> Problem to work on: From the line containing "Parse this screenshot: output" down to the final line of the entries below, quote every line verbatim. Exclude pictures.

> Dataset entries:
________________________

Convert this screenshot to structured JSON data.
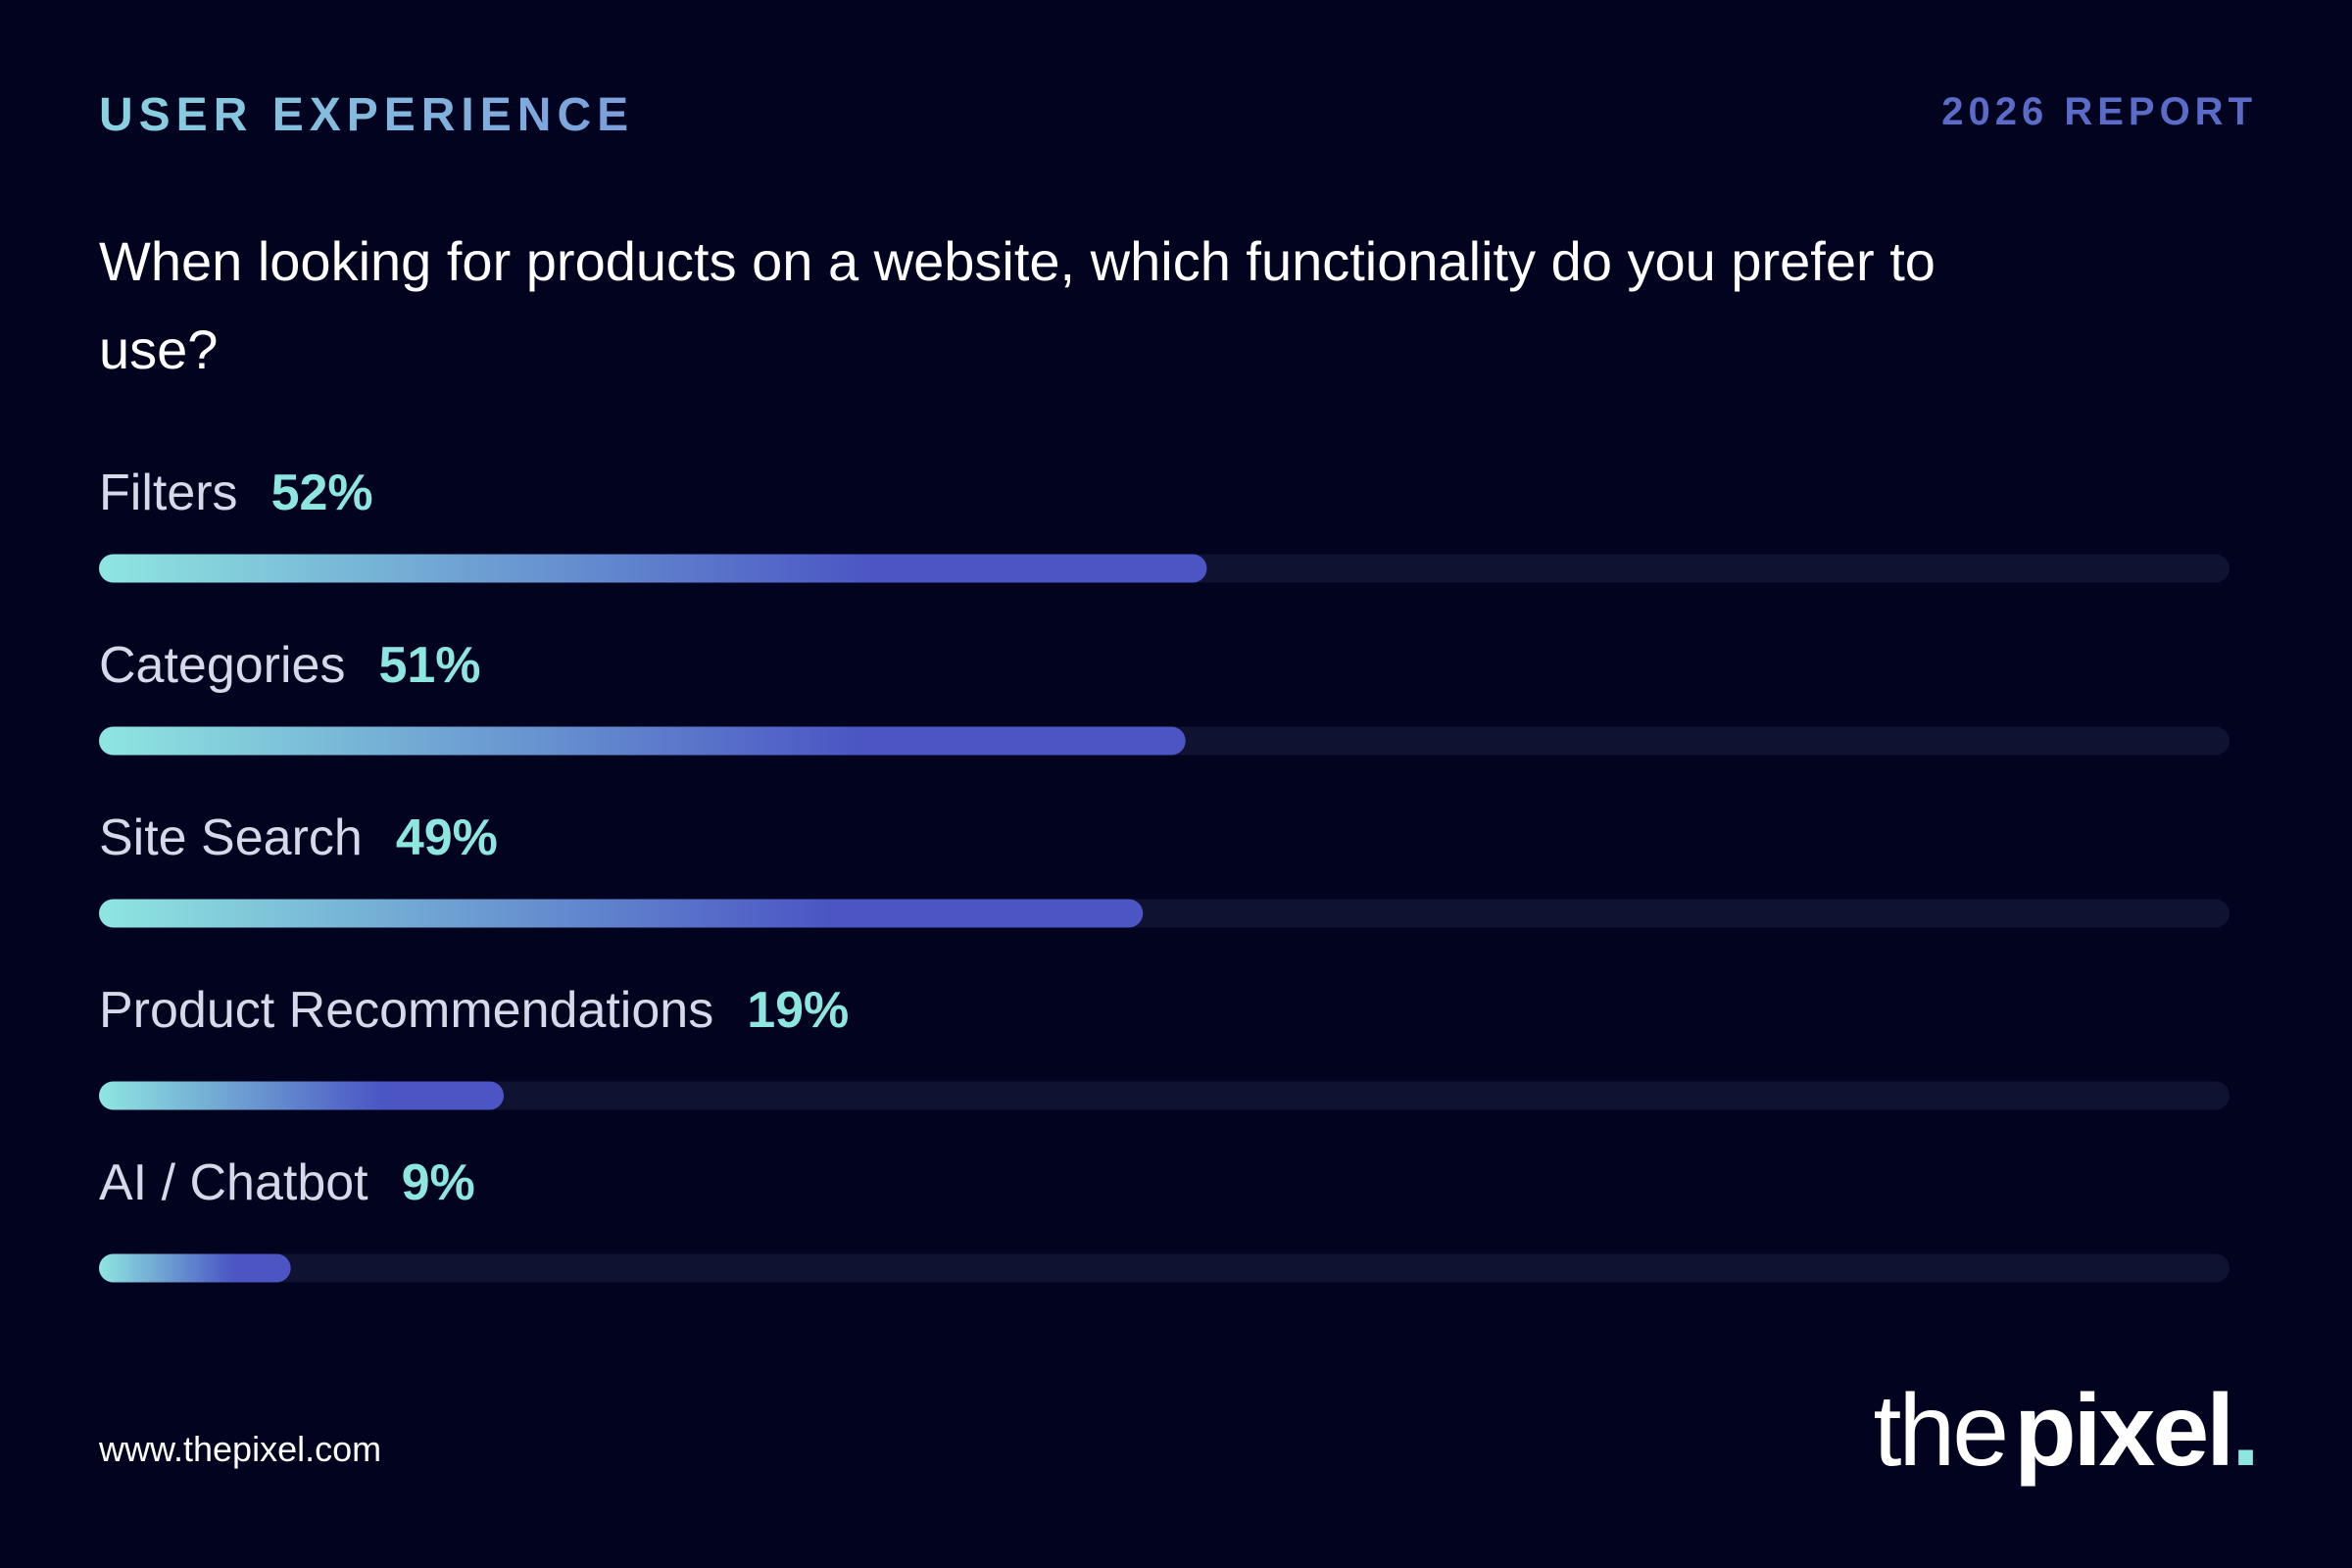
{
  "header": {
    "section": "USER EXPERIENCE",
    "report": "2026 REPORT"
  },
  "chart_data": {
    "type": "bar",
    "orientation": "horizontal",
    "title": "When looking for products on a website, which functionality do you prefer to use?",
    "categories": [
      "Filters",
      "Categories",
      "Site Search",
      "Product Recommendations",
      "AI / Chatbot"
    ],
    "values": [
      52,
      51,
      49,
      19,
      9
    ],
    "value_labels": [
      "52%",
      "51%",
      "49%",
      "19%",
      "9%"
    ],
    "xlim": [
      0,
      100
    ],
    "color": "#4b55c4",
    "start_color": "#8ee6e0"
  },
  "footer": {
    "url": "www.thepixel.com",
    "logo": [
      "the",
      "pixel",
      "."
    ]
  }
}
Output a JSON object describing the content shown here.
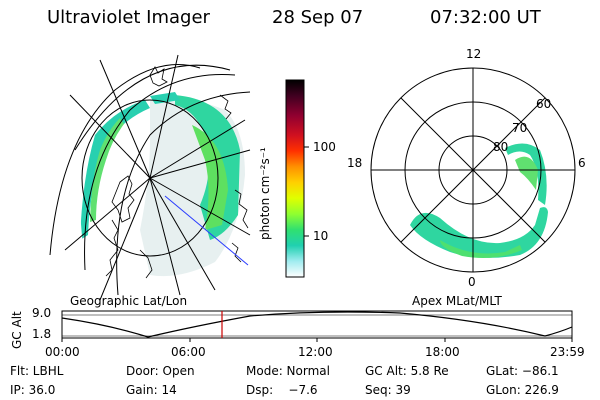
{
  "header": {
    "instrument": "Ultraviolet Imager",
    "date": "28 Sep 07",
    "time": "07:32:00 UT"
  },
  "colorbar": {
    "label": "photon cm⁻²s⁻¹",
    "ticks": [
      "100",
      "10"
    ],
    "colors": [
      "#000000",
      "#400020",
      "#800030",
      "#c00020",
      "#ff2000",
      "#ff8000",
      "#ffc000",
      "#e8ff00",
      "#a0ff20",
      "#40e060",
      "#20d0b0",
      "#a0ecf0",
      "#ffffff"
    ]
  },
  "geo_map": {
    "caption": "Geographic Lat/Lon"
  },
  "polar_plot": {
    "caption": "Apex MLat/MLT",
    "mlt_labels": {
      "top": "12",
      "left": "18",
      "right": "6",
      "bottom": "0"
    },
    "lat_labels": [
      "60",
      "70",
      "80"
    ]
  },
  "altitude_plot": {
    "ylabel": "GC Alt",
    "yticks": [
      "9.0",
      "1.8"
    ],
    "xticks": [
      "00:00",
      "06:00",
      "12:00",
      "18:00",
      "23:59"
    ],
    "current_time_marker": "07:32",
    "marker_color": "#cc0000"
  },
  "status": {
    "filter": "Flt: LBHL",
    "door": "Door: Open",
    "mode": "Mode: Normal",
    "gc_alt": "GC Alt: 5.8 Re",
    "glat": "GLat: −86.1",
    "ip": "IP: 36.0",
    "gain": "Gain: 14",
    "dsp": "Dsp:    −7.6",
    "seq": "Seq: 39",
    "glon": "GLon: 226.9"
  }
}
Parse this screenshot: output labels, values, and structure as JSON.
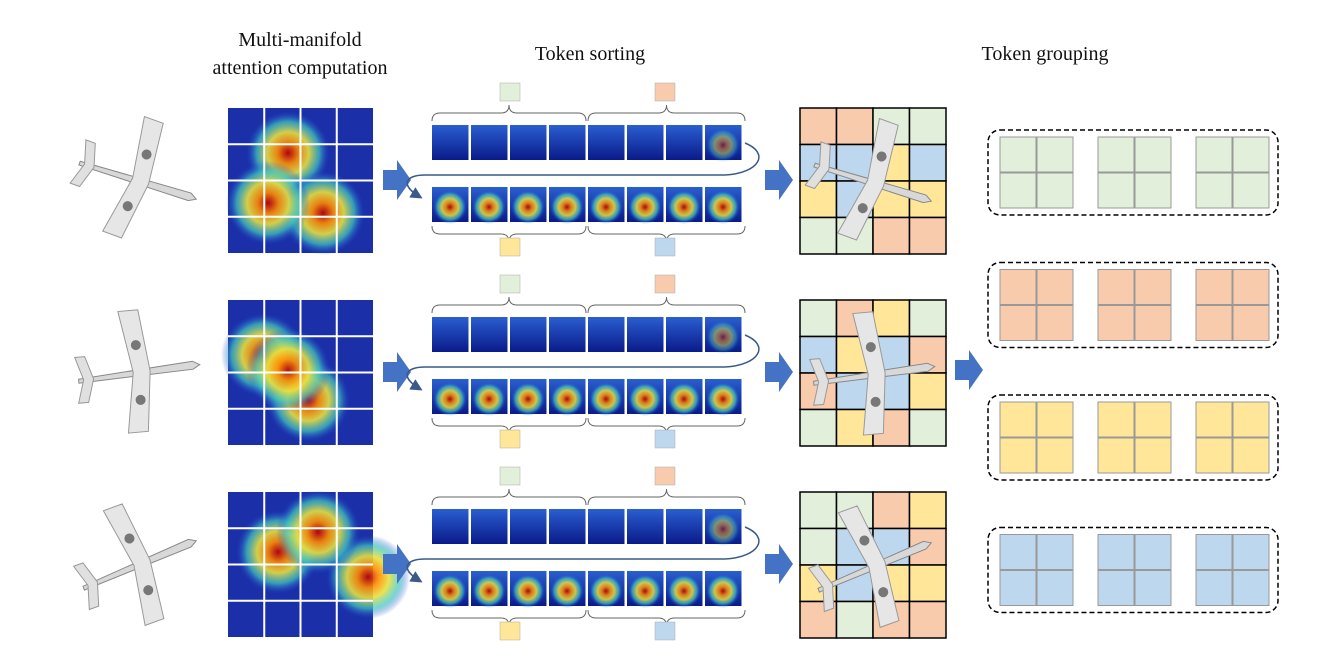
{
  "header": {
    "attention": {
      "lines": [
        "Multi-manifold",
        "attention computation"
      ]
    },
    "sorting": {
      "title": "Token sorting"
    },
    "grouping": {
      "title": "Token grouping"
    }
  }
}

________________________

> Solution:
Parse this screenshot: output labels, values, and structure as JSON.
{
  "header": {
    "attention": {
      "lines": [
        "Multi-manifold",
        "attention computation"
      ]
    },
    "sorting": {
      "title": "Token sorting"
    },
    "grouping": {
      "title": "Token grouping"
    }
  }
}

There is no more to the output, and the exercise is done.